> Selected extract:
========================================================================

We speak about their future, legislate around their needs, and implement policies that will directly shape the trajectory of their lives—but rarely do we fully invite them into the room. And even when we do, it’s often symbolic. A token seat, a moment at the mic, a photo op for the press. That isn’t inclusion. Its performance.

Let’s be clear: the youth voice shouldn’t be optional. It should be mandatory.

Young people aren’t just observing the consequences of today’s decisions—they’re living them. They ride overcrowded and sometimes unsafe school buses. They sit in classrooms impacted by teacher shortages and crumbling infrastructure. They grow up in communities where access to healthy food, affordable housing, and stable internet remains inconsistent. Many witness their families struggling with the rising cost of living, gun violence, and health care disparities. They feel the effects of climate change not in theory, but in their everyday lives—through record heatwaves, flooding, and school closures.

And yet, when it comes to shaping the policies that address these challenges, youth are too often told to “wait their turn,” as if civic responsibility and political voice have an age restriction.

The truth is, young people already have the passion, the clarity, and the power to lead. What they lack is access.

We must stop treating youth engagement as a feel-good checkbox or a public relations gesture. When students organize national walkouts demanding safer schools, when teen activists speak at climate summits or testify before Congress, and when young entrepreneurs launch nonprofits and tech solutions to tackle inequality, they are modeling exactly the kind of leadership we say we want—not someday, but now.

Real Youth Leadership Across the Nation

Across the country, young people are stepping up—and making a measurable impact:

  • In Chicago, youth involved in the Mikva Challenge have helped shape city budget priorities and criminal justice reform through youth policy councils embedded in government.
  • In Oakland, student organizers successfully lobbied for the elimination of school police, leading to a reinvestment in student support services and restorative justice programs.
  • In Florida, the March For Our Lives movement—founded by high school students in the aftermath of the Parkland shooting—has transformed national conversations on gun safety and led to new state and federal legislation.
  • In Alaska, young Indigenous leaders are pushing for climate justice and land protection, blending traditional knowledge with modern advocacy.

These aren’t fringe examples. These are proof points that when we empower youth with tools, access, and decision-making authority, everyone benefits.

As 17-year-old activist Naila Williams of New York said during a youth policy summit, “We are not the leaders of tomorrow. We are the leaders right now. Tomorrow isn’t promised—but our futures are already being negotiated.”

What the Data Shows

According to the Center for Information and Research on Civic Learning and Engagement (CIRCLE) at Tufts University:

  • Communities that actively integrate youth in decision-making—through school boards, advisory councils, or participatory budgeting—see higher civic engagement, better school attendance, and more equitable policy outcomes.
  • In Takoma Park, Maryland, 16- and 17-year-olds were granted the right to vote in municipal elections, and in the first year, they turned out at twice the turnout rate of older voters.

========================================================================

Element location data:

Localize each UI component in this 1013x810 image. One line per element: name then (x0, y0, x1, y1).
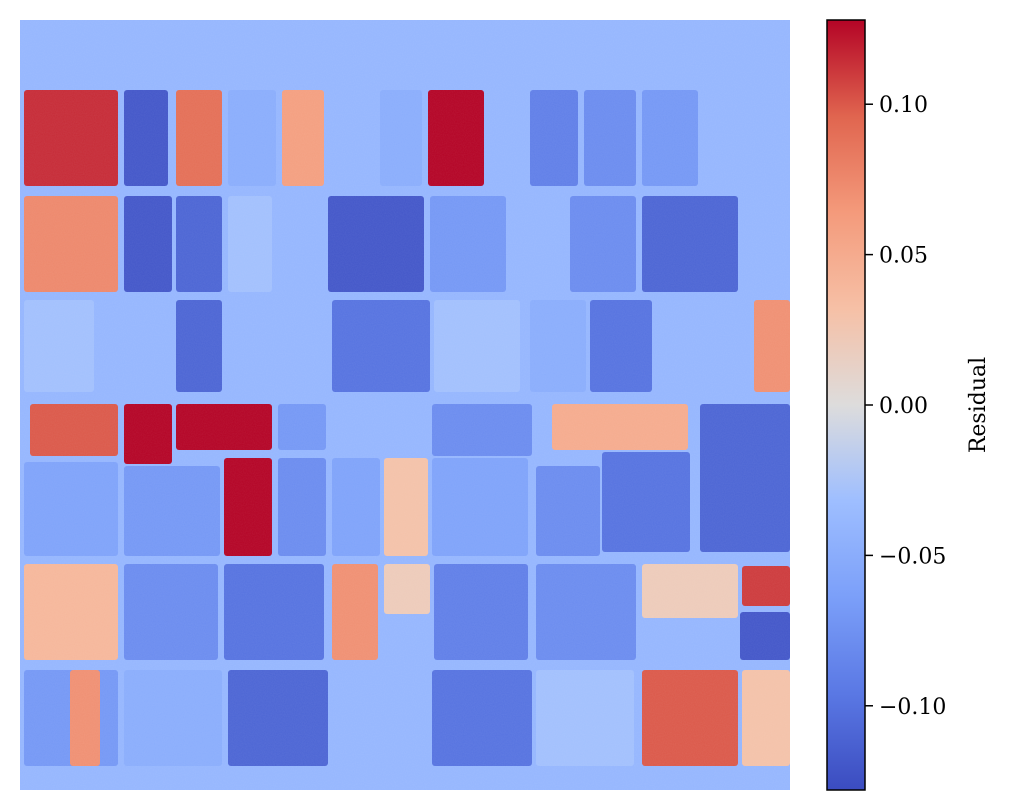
colorbar-ticks: 0.10 0.05 0.00 −0.05 −0.10 (865, 93, 946, 720)
colorbar-tick-label: 0.05 (879, 244, 928, 269)
heatmap-plot (20, 20, 790, 790)
heatmap-texture (20, 20, 790, 790)
colorbar-tick-label: −0.05 (879, 544, 946, 569)
colorbar-tick-label: 0.10 (879, 93, 928, 118)
colorbar: 0.10 0.05 0.00 −0.05 −0.10 Residual (826, 19, 991, 791)
colorbar-gradient (827, 20, 865, 790)
colorbar-tick-label: −0.10 (879, 695, 946, 720)
colorbar-tick-label: 0.00 (879, 394, 928, 419)
colorbar-label: Residual (966, 357, 991, 453)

========================================================================

> Exercise instructions:
1. In the piece on youth voice, which movement was founded by high school students after the Parkland shooting?
2. Write out everything in the piece on youth voice from "We speak about" down to "should be mandatory.".

> Outputs in order:
1. March For Our Lives

2.
We speak about their future, legislate around their needs, and implement policies that will directly shape the trajectory of their lives—but rarely do we fully invite them into the room. And even when we do, it’s often symbolic. A token seat, a moment at the mic, a photo op for the press. That isn’t inclusion. Its performance.

Let’s be clear: the youth voice shouldn’t be optional. It should be mandatory.